§ What this task involves
Locate the word "تیرے" in the material, then show every line that holds it.

§ Data for this task
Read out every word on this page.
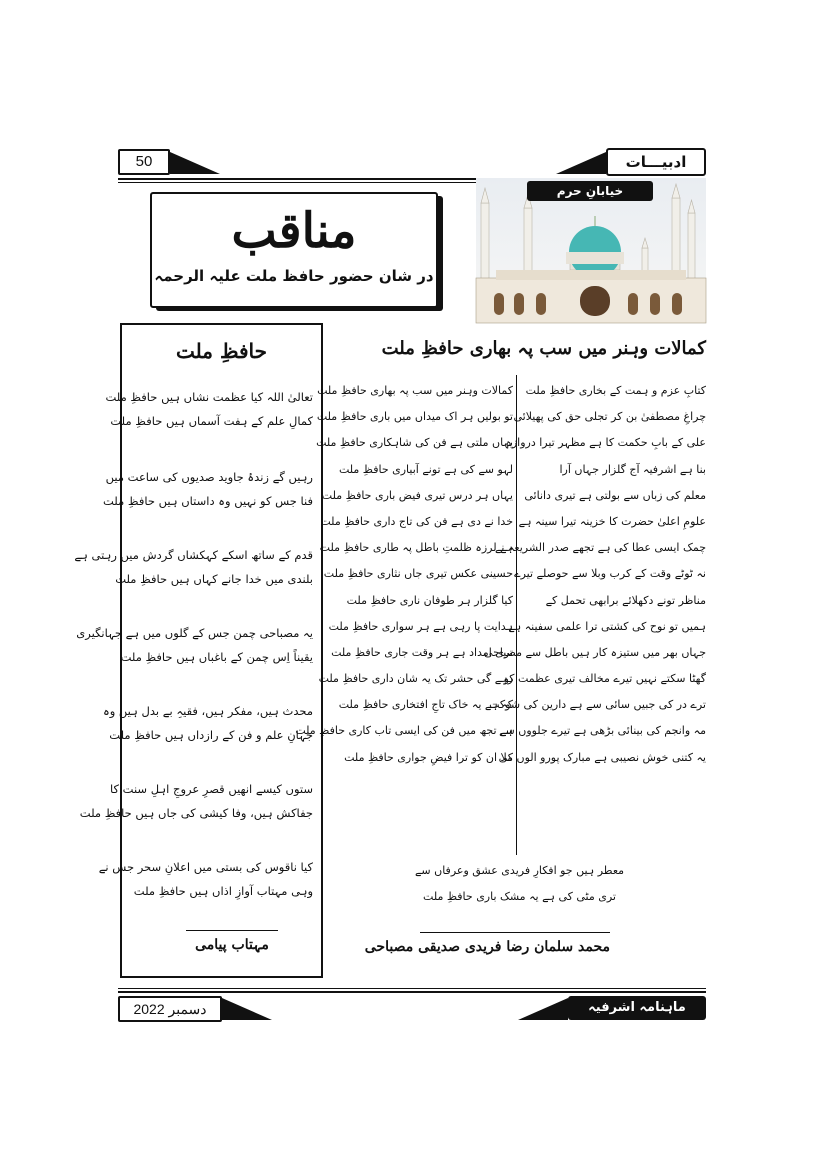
50	ادبیـــات
مناقب
در شان حضور حافظ ملت علیہ الرحمہ
خیابانِ حرم
حافظِ ملت
تعالیٰ اللہ کیا عظمت نشاں ہیں حافظِ ملت
کمالِ علم کے ہفت آسماں ہیں حافظِ ملت
رہیں گے زندۂ جاوید صدیوں کی ساعت میں
فنا جس کو نہیں وہ داستاں ہیں حافظِ ملت
قدم کے ساتھ اسکے کہکشاں گردش میں رہتی ہے
بلندی میں خدا جانے کہاں ہیں حافظِ ملت
یہ مصباحی چمن جس کے گلوں میں ہے جہانگیری
یقیناً اِس چمن کے باغباں ہیں حافظِ ملت
محدث ہیں، مفکر ہیں، فقیہِ بے بدل ہیں وہ
جہانِ علم و فن کے رازداں ہیں حافظِ ملت
ستوں کیسے انھیں قصرِ عروجِ اہلِ سنت کا
جفاکش ہیں، وفا کیشی کی جاں ہیں حافظِ ملت
کیا ناقوس کی بستی میں اعلانِ سحر جس نے
وہی مہتاب آوازِ اذاں ہیں حافظِ ملت
مہتاب پیامی
کمالات وہنر میں سب پہ بھاری حافظِ ملت
کتابِ عزم و ہمت کے بخاری حافظِ ملت
چراغِ مصطفیٰ بن کر تجلی حق کی پھیلائی
علی کے بابِ حکمت کا ہے مظہر تیرا دروازہ
بنا ہے اشرفیہ آج گلزار جہاں آرا
معلم کی زباں سے بولتی ہے تیری دانائی
علومِ اعلیٰ حضرت کا خزینہ تیرا سینہ ہے
چمک ایسی عطا کی ہے تجھے صدر الشریعہ نے
نہ ٹوٹے وقت کے کرب وبلا سے حوصلے تیرے
مناظر تونے دکھلائے برابھی تحمل کے
ہمیں تو نوح کی کشتی ترا علمی سفینہ ہے
جہاں بھر میں ستیزہ کار ہیں باطل سے مصباحی
گھٹا سکتے نہیں تیرے مخالف تیری عظمت کو
ترے در کی جبیں سائی سے ہے دارین کی شوکت
مہ وانجم کی بینائی بڑھی ہے تیرے جلووں سے
یہ کتنی خوش نصیبی ہے مبارک پورو الوں کی
کمالات وہنر میں سب پہ بھاری حافظِ ملت
تو بولیں ہر اک میداں میں باری حافظِ ملت
یہاں ملتی ہے فن کی شاہکاری حافظِ ملت
لہو سے کی ہے تونے آبیاری حافظِ ملت
یہاں ہر درس تیری فیض باری حافظِ ملت
خدا نے دی ہے فن کی تاج داری حافظِ ملت
ہے لرزہ ظلمتِ باطل پہ طاری حافظِ ملت
حسینی عکس تیری جاں نثاری حافظِ ملت
کیا گلزار ہر طوفان ناری حافظِ ملت
ہدایت پا رہی ہے ہر سواری حافظِ ملت
تری امداد ہے ہر وقت جاری حافظِ ملت
رہے گی حشر تک یہ شان داری حافظِ ملت
کہ ہے یہ خاک تاجِ افتخاری حافظِ ملت
ہے تجھ میں فن کی ایسی تاب کاری حافظِ ملت
ملا ان کو ترا فیضِ جواری حافظِ ملت
معطر ہیں جو افکارِ فریدی عشق وعرفاں سے
تری مٹی کی ہے یہ مشک باری حافظِ ملت
محمد سلمان رضا فریدی صدیقی مصباحی
دسمبر 2022	ماہنامہ اشرفیہ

§ Task output
نہ ٹوٹے وقت کے کرب وبلا سے حوصلے تیرے
گھٹا سکتے نہیں تیرے مخالف تیری عظمت کو
مہ وانجم کی بینائی بڑھی ہے تیرے جلووں سے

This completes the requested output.